**Written problem:** Every record here should be printed again exactly.

Recorded data
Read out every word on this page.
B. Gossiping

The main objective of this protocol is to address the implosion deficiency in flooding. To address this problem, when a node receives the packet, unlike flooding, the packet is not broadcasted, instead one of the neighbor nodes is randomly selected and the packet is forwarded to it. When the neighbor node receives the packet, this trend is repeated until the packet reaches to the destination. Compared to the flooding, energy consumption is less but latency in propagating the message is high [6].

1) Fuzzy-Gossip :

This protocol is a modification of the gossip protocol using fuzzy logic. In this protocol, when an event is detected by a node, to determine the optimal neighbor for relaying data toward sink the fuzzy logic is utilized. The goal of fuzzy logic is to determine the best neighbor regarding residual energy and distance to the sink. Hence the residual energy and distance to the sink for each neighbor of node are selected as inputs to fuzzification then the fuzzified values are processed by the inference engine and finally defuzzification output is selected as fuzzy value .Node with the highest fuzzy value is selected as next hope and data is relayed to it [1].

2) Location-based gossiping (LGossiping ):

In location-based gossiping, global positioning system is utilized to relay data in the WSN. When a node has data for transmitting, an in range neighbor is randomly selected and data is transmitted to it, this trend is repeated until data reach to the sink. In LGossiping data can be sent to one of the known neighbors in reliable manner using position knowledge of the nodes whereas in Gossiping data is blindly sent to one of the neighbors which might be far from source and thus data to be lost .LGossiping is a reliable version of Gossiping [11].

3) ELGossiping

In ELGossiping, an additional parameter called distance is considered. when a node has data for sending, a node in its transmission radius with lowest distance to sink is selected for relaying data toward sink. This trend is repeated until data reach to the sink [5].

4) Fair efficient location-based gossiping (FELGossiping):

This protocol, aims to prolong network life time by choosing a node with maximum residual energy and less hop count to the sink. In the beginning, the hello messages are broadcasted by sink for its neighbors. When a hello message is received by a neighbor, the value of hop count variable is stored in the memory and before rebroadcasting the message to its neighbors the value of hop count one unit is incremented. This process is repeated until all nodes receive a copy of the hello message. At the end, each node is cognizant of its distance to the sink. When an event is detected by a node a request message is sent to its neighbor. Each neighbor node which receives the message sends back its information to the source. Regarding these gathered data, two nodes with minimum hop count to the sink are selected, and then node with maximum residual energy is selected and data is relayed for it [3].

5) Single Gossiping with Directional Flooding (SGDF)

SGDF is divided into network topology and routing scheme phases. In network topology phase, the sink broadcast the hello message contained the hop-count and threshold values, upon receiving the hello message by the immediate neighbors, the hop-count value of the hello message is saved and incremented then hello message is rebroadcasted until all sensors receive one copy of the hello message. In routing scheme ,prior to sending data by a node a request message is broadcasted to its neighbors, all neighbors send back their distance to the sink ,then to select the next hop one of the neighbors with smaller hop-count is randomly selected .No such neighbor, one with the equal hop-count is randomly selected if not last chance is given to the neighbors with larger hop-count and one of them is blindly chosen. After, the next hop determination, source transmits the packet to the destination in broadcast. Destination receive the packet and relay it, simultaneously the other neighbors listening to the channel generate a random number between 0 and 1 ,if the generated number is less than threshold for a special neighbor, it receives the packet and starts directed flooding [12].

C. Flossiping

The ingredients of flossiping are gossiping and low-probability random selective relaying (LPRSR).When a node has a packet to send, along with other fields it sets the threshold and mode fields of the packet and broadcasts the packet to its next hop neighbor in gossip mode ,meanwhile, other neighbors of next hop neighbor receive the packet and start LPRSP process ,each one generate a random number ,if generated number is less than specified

**The completed task:**
Read out every word on this page.
B. Gossiping

The main objective of this protocol is to address the implosion deficiency in flooding. To address this problem, when a node receives the packet, unlike flooding, the packet is not broadcasted, instead one of the neighbor nodes is randomly selected and the packet is forwarded to it. When the neighbor node receives the packet, this trend is repeated until the packet reaches to the destination. Compared to the flooding, energy consumption is less but latency in propagating the message is high [6].

1) Fuzzy-Gossip :

This protocol is a modification of the gossip protocol using fuzzy logic. In this protocol, when an event is detected by a node, to determine the optimal neighbor for relaying data toward sink the fuzzy logic is utilized. The goal of fuzzy logic is to determine the best neighbor regarding residual energy and distance to the sink. Hence the residual energy and distance to the sink for each neighbor of node are selected as inputs to fuzzification then the fuzzified values are processed by the inference engine and finally defuzzification output is selected as fuzzy value .Node with the highest fuzzy value is selected as next hope and data is relayed to it [1].

2) Location-based gossiping (LGossiping ):

In location-based gossiping, global positioning system is utilized to relay data in the WSN. When a node has data for transmitting, an in range neighbor is randomly selected and data is transmitted to it, this trend is repeated until data reach to the sink. In LGossiping data can be sent to one of the known neighbors in reliable manner using position knowledge of the nodes whereas in Gossiping data is blindly sent to one of the neighbors which might be far from source and thus data to be lost .LGossiping is a reliable version of Gossiping [11].

3) ELGossiping

In ELGossiping, an additional parameter called distance is considered. when a node has data for sending, a node in its transmission radius with lowest distance to sink is selected for relaying data toward sink. This trend is repeated until data reach to the sink [5].

4) Fair efficient location-based gossiping (FELGossiping):

This protocol, aims to prolong network life time by choosing a node with maximum residual energy and less hop count to the sink. In the beginning, the hello messages are broadcasted by sink for its neighbors. When a hello message is received by a neighbor, the value of hop count variable is stored in the memory and before rebroadcasting the message to its neighbors the value of hop count one unit is incremented. This process is repeated until all nodes receive a copy of the hello message. At the end, each node is cognizant of its distance to the sink. When an event is detected by a node a request message is sent to its neighbor. Each neighbor node which receives the message sends back its information to the source. Regarding these gathered data, two nodes with minimum hop count to the sink are selected, and then node with maximum residual energy is selected and data is relayed for it [3].

5) Single Gossiping with Directional Flooding (SGDF)

SGDF is divided into network topology and routing scheme phases. In network topology phase, the sink broadcast the hello message contained the hop-count and threshold values, upon receiving the hello message by the immediate neighbors, the hop-count value of the hello message is saved and incremented then hello message is rebroadcasted until all sensors receive one copy of the hello message. In routing scheme ,prior to sending data by a node a request message is broadcasted to its neighbors, all neighbors send back their distance to the sink ,then to select the next hop one of the neighbors with smaller hop-count is randomly selected .No such neighbor, one with the equal hop-count is randomly selected if not last chance is given to the neighbors with larger hop-count and one of them is blindly chosen. After, the next hop determination, source transmits the packet to the destination in broadcast. Destination receive the packet and relay it, simultaneously the other neighbors listening to the channel generate a random number between 0 and 1 ,if the generated number is less than threshold for a special neighbor, it receives the packet and starts directed flooding [12].

C. Flossiping

The ingredients of flossiping are gossiping and low-probability random selective relaying (LPRSR).When a node has a packet to send, along with other fields it sets the threshold and mode fields of the packet and broadcasts the packet to its next hop neighbor in gossip mode ,meanwhile, other neighbors of next hop neighbor receive the packet and start LPRSP process ,each one generate a random number ,if generated number is less than specified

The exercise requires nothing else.